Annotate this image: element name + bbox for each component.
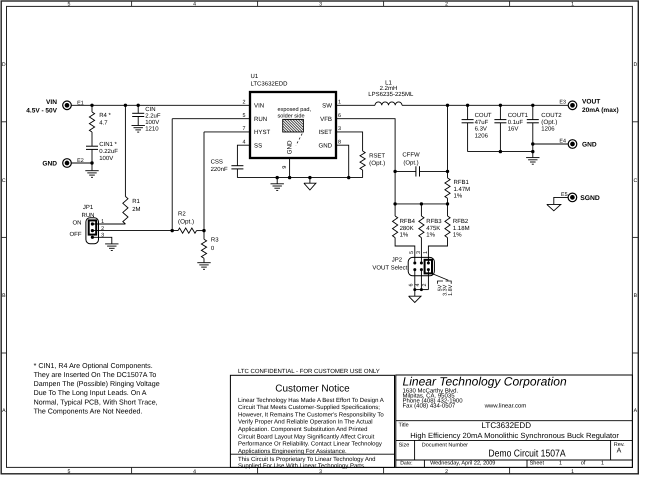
- svg-text:RSET: RSET: [369, 152, 385, 159]
- wire RFB3 to JP2 pin3: [420, 238, 422, 263]
- svg-text:Fax (408) 434-0507: Fax (408) 434-0507: [403, 402, 456, 409]
- wire E5 to ground: [554, 197, 568, 204]
- ground below JP1 pin3: [105, 243, 118, 245]
- svg-text:LTC3632EDD: LTC3632EDD: [251, 80, 289, 87]
- capacitor CSS: [231, 165, 243, 167]
- svg-text:47uF: 47uF: [475, 119, 489, 126]
- svg-text:HYST: HYST: [254, 129, 271, 136]
- capacitor COUT2: [532, 105, 534, 119]
- svg-text:Applications Engineering For A: Applications Engineering For Assistance.: [238, 448, 347, 455]
- svg-text:OFF: OFF: [70, 231, 82, 238]
- svg-text:2: 2: [422, 284, 428, 287]
- node CFFW right: [446, 170, 449, 173]
- svg-text:Supplied For Use With Linear T: Supplied For Use With Linear Technology …: [238, 463, 366, 470]
- customer notice box: [230, 375, 394, 467]
- svg-text:Circuit Board Layout May Signi: Circuit Board Layout May Significantly A…: [238, 433, 375, 440]
- svg-text:1: 1: [571, 469, 574, 475]
- svg-text:VIN: VIN: [46, 99, 57, 106]
- svg-text:JP2: JP2: [392, 257, 403, 264]
- ground below output caps: [532, 152, 534, 158]
- svg-text:280K: 280K: [400, 225, 414, 232]
- svg-text:1.8V: 1.8V: [448, 284, 454, 295]
- wire R2 to R3 node: [197, 230, 205, 232]
- size row dividers: [414, 440, 416, 460]
- svg-text:(Opt.): (Opt.): [178, 219, 194, 226]
- svg-text:Application. Component Substit: Application. Component Substitution And …: [238, 426, 367, 433]
- wire feedback bus: [395, 203, 447, 205]
- wire HYST vertical: [203, 132, 205, 231]
- svg-text:ISET: ISET: [318, 129, 332, 136]
- svg-text:LTC CONFIDENTIAL - FOR CUSTOME: LTC CONFIDENTIAL - FOR CUSTOMER USE ONLY: [238, 368, 380, 375]
- svg-text:GND: GND: [42, 160, 57, 167]
- svg-text:Linear Technology Corporation: Linear Technology Corporation: [403, 375, 568, 389]
- svg-text:SS: SS: [254, 142, 262, 149]
- wire U1 pin3 ISET to RSET: [336, 132, 363, 151]
- svg-text:1: 1: [338, 100, 341, 106]
- wire ground bus: [237, 177, 362, 179]
- JP2 bottom wires: [414, 270, 416, 297]
- svg-text:4: 4: [415, 284, 421, 287]
- svg-text:CSS: CSS: [211, 158, 223, 165]
- svg-text:1: 1: [559, 461, 562, 467]
- svg-text:Document Number: Document Number: [422, 442, 468, 448]
- svg-text:SGND: SGND: [580, 195, 600, 202]
- svg-text:9: 9: [282, 166, 288, 169]
- svg-text:VOUT: VOUT: [582, 99, 600, 106]
- terminal E5 SGND: [568, 193, 577, 202]
- svg-text:D: D: [2, 62, 6, 68]
- svg-text:VIN: VIN: [254, 102, 264, 109]
- JP2 voltage bracket: [438, 281, 444, 284]
- JP2 shunt leader line: [433, 274, 449, 280]
- svg-text:Title: Title: [399, 423, 409, 429]
- svg-text:2: 2: [101, 226, 104, 232]
- svg-text:1: 1: [423, 251, 429, 254]
- svg-text:100V: 100V: [145, 119, 159, 126]
- svg-text:1%: 1%: [400, 232, 409, 239]
- terminal E4 GND: [568, 140, 577, 149]
- frame column ticks bottom: [131, 467, 133, 473]
- svg-text:5: 5: [68, 469, 71, 475]
- svg-text:LTC3632EDD: LTC3632EDD: [482, 421, 532, 430]
- wire RUN vertical: [171, 119, 173, 231]
- svg-text:1.47M: 1.47M: [454, 186, 471, 193]
- svg-text:1.18M: 1.18M: [453, 225, 470, 232]
- wire L1 to E3 VOUT: [402, 104, 568, 106]
- svg-text:RFB4: RFB4: [400, 218, 416, 225]
- wire VIN bus E1 to U1 pin2: [71, 104, 250, 106]
- svg-text:(Opt.): (Opt.): [403, 159, 418, 166]
- node JP2 gnd tie 2: [420, 288, 423, 291]
- svg-text:ON: ON: [73, 220, 82, 227]
- capacitor CIN1: [86, 145, 98, 147]
- svg-text:2M: 2M: [132, 206, 140, 213]
- svg-text:VFB: VFB: [320, 116, 332, 123]
- wire JP1 pin3 to ground: [92, 237, 111, 243]
- wire U1 pin8 GND: [336, 145, 349, 177]
- svg-text:E4: E4: [559, 138, 566, 144]
- node HYST-R3: [202, 229, 205, 232]
- node E2-CIN1-GND: [90, 161, 93, 164]
- node bus earth-gnd: [276, 176, 279, 179]
- wire RUN U1 pin5: [172, 118, 250, 120]
- svg-text:R4 *: R4 *: [99, 112, 111, 119]
- wire JP1 pin1 to R1 bottom: [92, 223, 125, 225]
- svg-text:1: 1: [571, 2, 574, 8]
- svg-text:U1: U1: [251, 73, 259, 80]
- node RUN vertical junction: [171, 229, 174, 232]
- node bus pin9: [288, 176, 291, 179]
- node COUT2 E4: [531, 142, 534, 145]
- svg-text:5: 5: [409, 251, 415, 254]
- wire RFB4 to JP2 pin5: [395, 238, 415, 263]
- svg-text:E3: E3: [559, 100, 566, 106]
- node VIN-R1: [124, 104, 127, 107]
- svg-text:(Opt.): (Opt.): [369, 160, 385, 167]
- svg-text:4: 4: [243, 139, 246, 145]
- inductor L1: [375, 102, 402, 105]
- node cap bus COUT1: [499, 150, 502, 153]
- wire output cap ground bus: [468, 151, 533, 153]
- svg-text:Verify Proper And Reliable Ope: Verify Proper And Reliable Operation In …: [238, 419, 373, 426]
- svg-text:6.3V: 6.3V: [475, 126, 487, 133]
- node VFB-bus: [393, 202, 396, 205]
- svg-text:1%: 1%: [426, 232, 435, 239]
- svg-text:LPS6235-225ML: LPS6235-225ML: [368, 91, 414, 98]
- svg-text:3: 3: [338, 126, 341, 132]
- wire E2 to CIN1 bottom: [71, 162, 92, 164]
- svg-text:1210: 1210: [145, 126, 159, 133]
- svg-text:3: 3: [319, 2, 322, 8]
- svg-text:C: C: [634, 178, 638, 184]
- node SW-COUT2: [531, 104, 534, 107]
- svg-text:5: 5: [243, 113, 246, 119]
- svg-text:3: 3: [416, 251, 422, 254]
- svg-text:16V: 16V: [508, 126, 519, 133]
- date row: [423, 460, 425, 467]
- svg-text:220nF: 220nF: [211, 166, 228, 173]
- svg-text:RFB1: RFB1: [454, 179, 470, 186]
- U1 pin9 stub: [289, 158, 291, 178]
- svg-text:RUN: RUN: [254, 116, 267, 123]
- U1 exposed pad leader dashed: [296, 134, 302, 146]
- resistor R3: [203, 231, 205, 240]
- svg-text:Demo Circuit 1507A: Demo Circuit 1507A: [488, 448, 565, 459]
- svg-text:exposed pad,: exposed pad,: [278, 106, 312, 113]
- svg-text:2: 2: [445, 469, 448, 475]
- svg-text:Size: Size: [399, 442, 410, 448]
- svg-text:COUT: COUT: [475, 112, 492, 119]
- terminal E2 GND: [63, 159, 72, 168]
- svg-text:GND: GND: [318, 142, 332, 149]
- svg-text:4: 4: [193, 469, 196, 475]
- resistor R2: [178, 228, 197, 233]
- svg-text:C: C: [2, 178, 6, 184]
- svg-text:R1: R1: [132, 198, 140, 205]
- svg-text:CIN1 *: CIN1 *: [99, 141, 117, 148]
- svg-text:Linear Technology Has Made A B: Linear Technology Has Made A Best Effort…: [238, 397, 384, 404]
- svg-text:100V: 100V: [99, 155, 113, 162]
- svg-text:5: 5: [68, 2, 71, 8]
- svg-text:solder side: solder side: [278, 113, 305, 120]
- svg-text:1206: 1206: [541, 126, 555, 133]
- wire SW tap vertical: [447, 105, 449, 178]
- svg-text:8: 8: [338, 139, 341, 145]
- svg-text:1%: 1%: [453, 232, 462, 239]
- wire VIN to R1: [124, 105, 126, 196]
- capacitor CIN: [137, 105, 139, 113]
- resistor R1: [123, 196, 128, 224]
- node VIN-CIN: [137, 104, 140, 107]
- svg-text:(Opt.): (Opt.): [541, 119, 557, 126]
- frame row ticks left: [1, 121, 6, 123]
- svg-text:1%: 1%: [454, 192, 463, 199]
- capacitor COUT1: [499, 105, 501, 119]
- svg-text:2: 2: [243, 100, 246, 106]
- svg-text:Customer Notice: Customer Notice: [275, 384, 350, 395]
- svg-text:0.22uF: 0.22uF: [99, 148, 118, 155]
- svg-text:R2: R2: [178, 211, 186, 218]
- resistor RFB4: [394, 204, 396, 216]
- ground earth on bus: [276, 178, 278, 184]
- node SW-COUT1: [499, 104, 502, 107]
- svg-text:Wednesday, April 22, 2009: Wednesday, April 22, 2009: [430, 461, 495, 467]
- svg-text:Normal, Typical PCB, With Shor: Normal, Typical PCB, With Short Trace,: [34, 398, 158, 406]
- svg-text:VOUT Select: VOUT Select: [372, 264, 407, 271]
- svg-text:D: D: [634, 62, 638, 68]
- wire SS to CSS: [237, 145, 250, 166]
- node cap bus COUT2: [531, 150, 534, 153]
- ground triangle JP2: [409, 296, 421, 302]
- svg-text:GND: GND: [582, 141, 597, 148]
- svg-text:www.linear.com: www.linear.com: [484, 402, 527, 409]
- svg-text:4.7: 4.7: [99, 120, 108, 127]
- svg-text:COUT1: COUT1: [508, 112, 529, 119]
- svg-text:475K: 475K: [426, 225, 440, 232]
- svg-text:2: 2: [445, 2, 448, 8]
- svg-text:RFB2: RFB2: [453, 218, 469, 225]
- wire U1 pin1 SW to L1: [336, 104, 375, 106]
- node bus pin8: [347, 176, 350, 179]
- svg-text:CFFW: CFFW: [402, 152, 420, 159]
- ground below CIN: [132, 125, 145, 127]
- ground triangle on bus: [309, 178, 311, 184]
- node bus tri-gnd: [308, 176, 311, 179]
- svg-text:Sheet: Sheet: [530, 461, 545, 467]
- svg-text:Due To The Long Input Leads. O: Due To The Long Input Leads. On A: [34, 389, 147, 397]
- svg-text:However, It Remains The Custom: However, It Remains The Customer's Respo…: [238, 411, 384, 418]
- wire E4 GND: [533, 143, 568, 145]
- ground below R3: [197, 262, 210, 264]
- svg-text:JP1: JP1: [83, 204, 94, 211]
- svg-text:20mA (max): 20mA (max): [582, 107, 619, 114]
- svg-text:A: A: [617, 448, 622, 455]
- terminal E1 VIN: [63, 101, 72, 110]
- title block frame: [396, 375, 633, 467]
- terminal E3 VOUT: [568, 101, 577, 110]
- svg-text:They are Inserted On The DC150: They are Inserted On The DC1507A To: [34, 371, 157, 379]
- svg-text:Circuit That Meets Customer-Su: Circuit That Meets Customer-Supplied Spe…: [238, 404, 380, 411]
- resistor RFB2: [447, 204, 449, 216]
- svg-text:of: of: [581, 461, 586, 467]
- svg-text:0.1uF: 0.1uF: [508, 119, 524, 126]
- node SW-feedback: [446, 104, 449, 107]
- wire VFB U1 pin6: [336, 119, 395, 204]
- resistor RFB3: [420, 204, 422, 216]
- svg-text:1: 1: [601, 461, 604, 467]
- svg-text:R3: R3: [211, 237, 219, 244]
- node SW-COUT: [466, 104, 469, 107]
- svg-text:SW: SW: [322, 102, 332, 109]
- svg-text:CIN: CIN: [145, 106, 155, 113]
- frame row ticks right: [632, 121, 638, 123]
- svg-text:6: 6: [409, 284, 415, 287]
- svg-text:1206: 1206: [475, 133, 489, 140]
- frame column ticks top: [131, 1, 133, 6]
- ground triangle E5: [547, 204, 561, 210]
- svg-text:This Circuit Is Proprietary To: This Circuit Is Proprietary To Linear Te…: [238, 456, 376, 463]
- U1 exposed pad hatch: [283, 119, 304, 132]
- node VIN-R4: [90, 104, 93, 107]
- ground below E2: [91, 163, 93, 170]
- resistor RFB1: [445, 178, 450, 198]
- svg-text:B: B: [2, 293, 6, 299]
- svg-text:A: A: [2, 408, 6, 414]
- svg-text:B: B: [634, 293, 638, 299]
- resistor R4: [91, 105, 93, 112]
- wire HYST U1 pin7: [204, 131, 250, 133]
- svg-text:A: A: [634, 408, 638, 414]
- wire RFB2 to JP2 pin1: [428, 238, 447, 263]
- svg-text:2.2uF: 2.2uF: [145, 112, 161, 119]
- svg-text:6: 6: [338, 113, 341, 119]
- svg-text:Dampen The (Possible) Ringing: Dampen The (Possible) Ringing Voltage: [34, 380, 160, 388]
- svg-text:Performance Or Reliability. Co: Performance Or Reliability. Contact Line…: [238, 441, 382, 448]
- resistor RSET: [360, 151, 365, 170]
- svg-text:* CIN1, R4 Are Optional Compon: * CIN1, R4 Are Optional Components.: [34, 362, 153, 370]
- svg-text:Date:: Date:: [400, 461, 412, 467]
- node JP2 gnd tie 1: [413, 288, 416, 291]
- wire JP1 pin2 run net: [92, 230, 178, 232]
- node fb bus RFB3: [420, 202, 423, 205]
- capacitor COUT: [467, 105, 469, 119]
- svg-text:4: 4: [193, 2, 196, 8]
- svg-text:4.5V - 50V: 4.5V - 50V: [26, 108, 57, 115]
- node fb bus RFB2: [446, 202, 449, 205]
- svg-text:3: 3: [319, 469, 322, 475]
- svg-text:7: 7: [243, 126, 246, 132]
- svg-text:High Efficiency 20mA Monolithi: High Efficiency 20mA Monolithic Synchron…: [410, 431, 619, 440]
- svg-text:RFB3: RFB3: [426, 218, 442, 225]
- capacitor CFFW: [395, 170, 416, 172]
- svg-text:GND: GND: [286, 140, 293, 154]
- svg-text:The Components Are Not Needed: The Components Are Not Needed.: [34, 407, 143, 415]
- node VFB-CFFW: [393, 170, 396, 173]
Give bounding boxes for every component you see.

__What is asked__: Reproduce the lines starting at the one containing "- svg-text:RSET: RSET: [369, 152, 385, 159]" and ending at the one containing "- svg-text:LTC CONFIDENTIAL", both included, without any changes.

__Response for this exercise__:
- svg-text:RSET: RSET: [369, 152, 385, 159]
- wire RFB3 to JP2 pin3: [420, 238, 422, 263]
- svg-text:Fax (408) 434-0507: Fax (408) 434-0507: [403, 402, 456, 409]
- wire E5 to ground: [554, 197, 568, 204]
- ground below JP1 pin3: [105, 243, 118, 245]
- svg-text:LTC3632EDD: LTC3632EDD: [251, 80, 289, 87]
- capacitor CSS: [231, 165, 243, 167]
- svg-text:47uF: 47uF: [475, 119, 489, 126]
- svg-text:HYST: HYST: [254, 129, 271, 136]
- capacitor COUT2: [532, 105, 534, 119]
- svg-text:Applications Engineering For A: Applications Engineering For Assistance.: [238, 448, 347, 455]
- svg-text:OFF: OFF: [70, 231, 82, 238]
- svg-text:2: 2: [422, 284, 428, 287]
- node CFFW right: [446, 170, 449, 173]
- svg-text:Supplied For Use With Linear T: Supplied For Use With Linear Technology …: [238, 463, 366, 470]
- customer notice box: [230, 375, 394, 467]
- svg-text:Circuit Board Layout May Signi: Circuit Board Layout May Significantly A…: [238, 433, 375, 440]
- svg-text:1: 1: [571, 469, 574, 475]
- svg-text:VIN: VIN: [46, 99, 57, 106]
- svg-text:JP2: JP2: [392, 257, 403, 264]
- ground below output caps: [532, 152, 534, 158]
- svg-text:280K: 280K: [400, 225, 414, 232]
- svg-text:1.8V: 1.8V: [448, 284, 454, 295]
- wire R2 to R3 node: [197, 230, 205, 232]
- size row dividers: [414, 440, 416, 460]
- svg-text:(Opt.): (Opt.): [178, 219, 194, 226]
- svg-text:Application. Component Substit: Application. Component Substitution And …: [238, 426, 367, 433]
- wire feedback bus: [395, 203, 447, 205]
- wire HYST vertical: [203, 132, 205, 231]
- svg-text:ISET: ISET: [318, 129, 332, 136]
- svg-text:LTC CONFIDENTIAL - FOR CUSTOME: LTC CONFIDENTIAL - FOR CUSTOMER USE ONLY: [238, 368, 380, 375]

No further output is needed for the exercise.